Rewrite the lines of each item below as a numbered list, skipping any blank lines.

BEGIN Record excerpts

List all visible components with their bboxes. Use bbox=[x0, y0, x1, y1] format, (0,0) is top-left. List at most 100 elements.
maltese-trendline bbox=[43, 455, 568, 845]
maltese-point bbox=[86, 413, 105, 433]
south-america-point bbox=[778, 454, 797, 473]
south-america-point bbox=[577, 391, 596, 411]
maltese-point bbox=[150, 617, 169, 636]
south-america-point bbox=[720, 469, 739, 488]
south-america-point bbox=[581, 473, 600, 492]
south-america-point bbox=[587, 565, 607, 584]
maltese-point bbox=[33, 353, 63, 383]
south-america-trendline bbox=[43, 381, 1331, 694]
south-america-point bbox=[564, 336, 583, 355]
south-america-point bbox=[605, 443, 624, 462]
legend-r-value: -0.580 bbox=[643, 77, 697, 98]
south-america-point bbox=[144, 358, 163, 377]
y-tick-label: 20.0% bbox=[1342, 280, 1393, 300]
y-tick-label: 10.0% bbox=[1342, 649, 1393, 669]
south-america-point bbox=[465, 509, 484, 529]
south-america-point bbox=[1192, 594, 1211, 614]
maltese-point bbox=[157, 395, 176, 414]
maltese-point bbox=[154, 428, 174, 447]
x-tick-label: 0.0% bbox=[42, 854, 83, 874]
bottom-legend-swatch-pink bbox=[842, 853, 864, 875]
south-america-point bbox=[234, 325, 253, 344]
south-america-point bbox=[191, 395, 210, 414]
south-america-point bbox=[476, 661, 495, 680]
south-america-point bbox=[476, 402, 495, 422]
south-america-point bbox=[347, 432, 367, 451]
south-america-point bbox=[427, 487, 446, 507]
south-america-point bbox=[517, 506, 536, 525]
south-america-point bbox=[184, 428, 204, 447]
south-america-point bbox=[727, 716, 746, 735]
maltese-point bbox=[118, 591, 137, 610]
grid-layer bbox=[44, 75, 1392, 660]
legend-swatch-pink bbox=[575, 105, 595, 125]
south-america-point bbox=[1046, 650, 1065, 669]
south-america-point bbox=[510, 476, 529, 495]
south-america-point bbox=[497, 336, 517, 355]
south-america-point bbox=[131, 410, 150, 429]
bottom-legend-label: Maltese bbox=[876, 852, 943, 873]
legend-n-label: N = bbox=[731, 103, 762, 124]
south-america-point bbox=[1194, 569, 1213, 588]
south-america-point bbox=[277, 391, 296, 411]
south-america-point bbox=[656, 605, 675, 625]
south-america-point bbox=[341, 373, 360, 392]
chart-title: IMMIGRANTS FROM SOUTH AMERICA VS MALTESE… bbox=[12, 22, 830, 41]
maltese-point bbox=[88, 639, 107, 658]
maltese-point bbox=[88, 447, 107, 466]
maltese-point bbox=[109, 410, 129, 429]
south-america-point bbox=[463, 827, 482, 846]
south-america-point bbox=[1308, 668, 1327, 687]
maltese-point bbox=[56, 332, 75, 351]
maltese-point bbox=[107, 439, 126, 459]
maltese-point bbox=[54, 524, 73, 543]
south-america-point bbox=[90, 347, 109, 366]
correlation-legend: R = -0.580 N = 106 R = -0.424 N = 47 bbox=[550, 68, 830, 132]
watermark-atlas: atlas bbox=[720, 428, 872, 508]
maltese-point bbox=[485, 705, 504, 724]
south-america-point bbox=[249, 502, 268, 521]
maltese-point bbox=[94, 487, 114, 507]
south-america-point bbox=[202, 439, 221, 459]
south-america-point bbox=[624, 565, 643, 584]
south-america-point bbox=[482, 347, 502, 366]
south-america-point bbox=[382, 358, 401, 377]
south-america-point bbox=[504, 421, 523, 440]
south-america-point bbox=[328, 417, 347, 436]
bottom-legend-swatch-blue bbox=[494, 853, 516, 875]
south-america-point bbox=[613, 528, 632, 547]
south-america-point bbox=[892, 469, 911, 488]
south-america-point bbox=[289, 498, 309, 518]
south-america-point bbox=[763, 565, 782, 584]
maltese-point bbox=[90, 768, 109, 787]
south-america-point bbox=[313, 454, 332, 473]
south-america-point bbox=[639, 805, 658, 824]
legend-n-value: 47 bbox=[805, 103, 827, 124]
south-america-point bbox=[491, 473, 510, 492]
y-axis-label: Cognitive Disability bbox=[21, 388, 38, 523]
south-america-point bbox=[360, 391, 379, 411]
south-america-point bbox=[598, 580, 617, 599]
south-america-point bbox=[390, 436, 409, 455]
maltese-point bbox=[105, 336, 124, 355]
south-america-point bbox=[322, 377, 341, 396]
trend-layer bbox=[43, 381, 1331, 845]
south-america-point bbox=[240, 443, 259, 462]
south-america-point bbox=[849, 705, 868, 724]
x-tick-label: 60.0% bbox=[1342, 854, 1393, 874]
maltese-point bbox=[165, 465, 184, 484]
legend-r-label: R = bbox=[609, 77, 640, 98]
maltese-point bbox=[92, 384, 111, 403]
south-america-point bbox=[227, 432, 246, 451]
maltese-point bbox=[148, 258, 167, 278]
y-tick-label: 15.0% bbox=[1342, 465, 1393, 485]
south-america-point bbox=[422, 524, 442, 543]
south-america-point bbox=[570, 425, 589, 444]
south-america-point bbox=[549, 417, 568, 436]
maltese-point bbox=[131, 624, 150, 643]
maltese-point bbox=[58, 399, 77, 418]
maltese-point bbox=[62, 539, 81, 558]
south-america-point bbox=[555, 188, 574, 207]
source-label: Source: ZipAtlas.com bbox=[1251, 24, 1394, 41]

END Record excerpts

▶ _Result for this task_:
1. List all visible components with their bboxes. Use bbox=[x0, y0, x1, y1] format, (0,0) is top-left. List at most 100 elements.
2. maltese-trendline bbox=[43, 455, 568, 845]
3. maltese-point bbox=[86, 413, 105, 433]
4. south-america-point bbox=[778, 454, 797, 473]
5. south-america-point bbox=[577, 391, 596, 411]
6. maltese-point bbox=[150, 617, 169, 636]
7. south-america-point bbox=[720, 469, 739, 488]
8. south-america-point bbox=[581, 473, 600, 492]
9. south-america-point bbox=[587, 565, 607, 584]
10. maltese-point bbox=[33, 353, 63, 383]
11. south-america-trendline bbox=[43, 381, 1331, 694]
12. south-america-point bbox=[564, 336, 583, 355]
13. south-america-point bbox=[605, 443, 624, 462]
14. legend-r-value: -0.580 bbox=[643, 77, 697, 98]
15. south-america-point bbox=[144, 358, 163, 377]
16. y-tick-label: 20.0% bbox=[1342, 280, 1393, 300]
17. y-tick-label: 10.0% bbox=[1342, 649, 1393, 669]
18. south-america-point bbox=[465, 509, 484, 529]
19. south-america-point bbox=[1192, 594, 1211, 614]
20. maltese-point bbox=[157, 395, 176, 414]
21. maltese-point bbox=[154, 428, 174, 447]
22. x-tick-label: 0.0% bbox=[42, 854, 83, 874]
23. bottom-legend-swatch-pink bbox=[842, 853, 864, 875]
24. south-america-point bbox=[234, 325, 253, 344]
25. south-america-point bbox=[191, 395, 210, 414]
26. south-america-point bbox=[476, 661, 495, 680]
27. south-america-point bbox=[476, 402, 495, 422]
28. south-america-point bbox=[347, 432, 367, 451]
29. south-america-point bbox=[427, 487, 446, 507]
30. south-america-point bbox=[517, 506, 536, 525]
31. south-america-point bbox=[184, 428, 204, 447]
32. south-america-point bbox=[727, 716, 746, 735]
33. maltese-point bbox=[118, 591, 137, 610]
34. grid-layer bbox=[44, 75, 1392, 660]
35. legend-swatch-pink bbox=[575, 105, 595, 125]
36. south-america-point bbox=[1046, 650, 1065, 669]
37. south-america-point bbox=[510, 476, 529, 495]
38. south-america-point bbox=[497, 336, 517, 355]
39. south-america-point bbox=[131, 410, 150, 429]
40. bottom-legend-label: Maltese bbox=[876, 852, 943, 873]
41. legend-n-label: N = bbox=[731, 103, 762, 124]
42. south-america-point bbox=[1194, 569, 1213, 588]
43. south-america-point bbox=[277, 391, 296, 411]
44. south-america-point bbox=[656, 605, 675, 625]
45. south-america-point bbox=[341, 373, 360, 392]
46. chart-title: IMMIGRANTS FROM SOUTH AMERICA VS MALTESE… bbox=[12, 22, 830, 41]
47. maltese-point bbox=[88, 639, 107, 658]
48. maltese-point bbox=[88, 447, 107, 466]
49. maltese-point bbox=[109, 410, 129, 429]
50. south-america-point bbox=[463, 827, 482, 846]
51. south-america-point bbox=[1308, 668, 1327, 687]
52. maltese-point bbox=[56, 332, 75, 351]
53. maltese-point bbox=[107, 439, 126, 459]
54. maltese-point bbox=[54, 524, 73, 543]
55. south-america-point bbox=[90, 347, 109, 366]
56. correlation-legend: R = -0.580 N = 106 R = -0.424 N = 47 bbox=[550, 68, 830, 132]
57. watermark-atlas: atlas bbox=[720, 428, 872, 508]
58. maltese-point bbox=[485, 705, 504, 724]
59. south-america-point bbox=[249, 502, 268, 521]
60. maltese-point bbox=[94, 487, 114, 507]
61. south-america-point bbox=[202, 439, 221, 459]
62. south-america-point bbox=[624, 565, 643, 584]
63. south-america-point bbox=[482, 347, 502, 366]
64. south-america-point bbox=[382, 358, 401, 377]
65. south-america-point bbox=[504, 421, 523, 440]
66. south-america-point bbox=[328, 417, 347, 436]
67. bottom-legend-swatch-blue bbox=[494, 853, 516, 875]
68. south-america-point bbox=[613, 528, 632, 547]
69. south-america-point bbox=[892, 469, 911, 488]
70. south-america-point bbox=[289, 498, 309, 518]
71. south-america-point bbox=[763, 565, 782, 584]
72. maltese-point bbox=[90, 768, 109, 787]
73. south-america-point bbox=[313, 454, 332, 473]
74. south-america-point bbox=[639, 805, 658, 824]
75. legend-n-value: 47 bbox=[805, 103, 827, 124]
76. south-america-point bbox=[491, 473, 510, 492]
77. y-axis-label: Cognitive Disability bbox=[21, 388, 38, 523]
78. south-america-point bbox=[360, 391, 379, 411]
79. south-america-point bbox=[598, 580, 617, 599]
80. south-america-point bbox=[390, 436, 409, 455]
81. maltese-point bbox=[105, 336, 124, 355]
82. south-america-point bbox=[322, 377, 341, 396]
83. trend-layer bbox=[43, 381, 1331, 845]
84. south-america-point bbox=[240, 443, 259, 462]
85. south-america-point bbox=[849, 705, 868, 724]
86. x-tick-label: 60.0% bbox=[1342, 854, 1393, 874]
87. maltese-point bbox=[165, 465, 184, 484]
88. legend-r-label: R = bbox=[609, 77, 640, 98]
89. maltese-point bbox=[92, 384, 111, 403]
90. south-america-point bbox=[227, 432, 246, 451]
91. maltese-point bbox=[148, 258, 167, 278]
92. y-tick-label: 15.0% bbox=[1342, 465, 1393, 485]
93. south-america-point bbox=[422, 524, 442, 543]
94. south-america-point bbox=[570, 425, 589, 444]
95. south-america-point bbox=[549, 417, 568, 436]
96. maltese-point bbox=[131, 624, 150, 643]
97. maltese-point bbox=[58, 399, 77, 418]
98. maltese-point bbox=[62, 539, 81, 558]
99. south-america-point bbox=[555, 188, 574, 207]
100. source-label: Source: ZipAtlas.com bbox=[1251, 24, 1394, 41]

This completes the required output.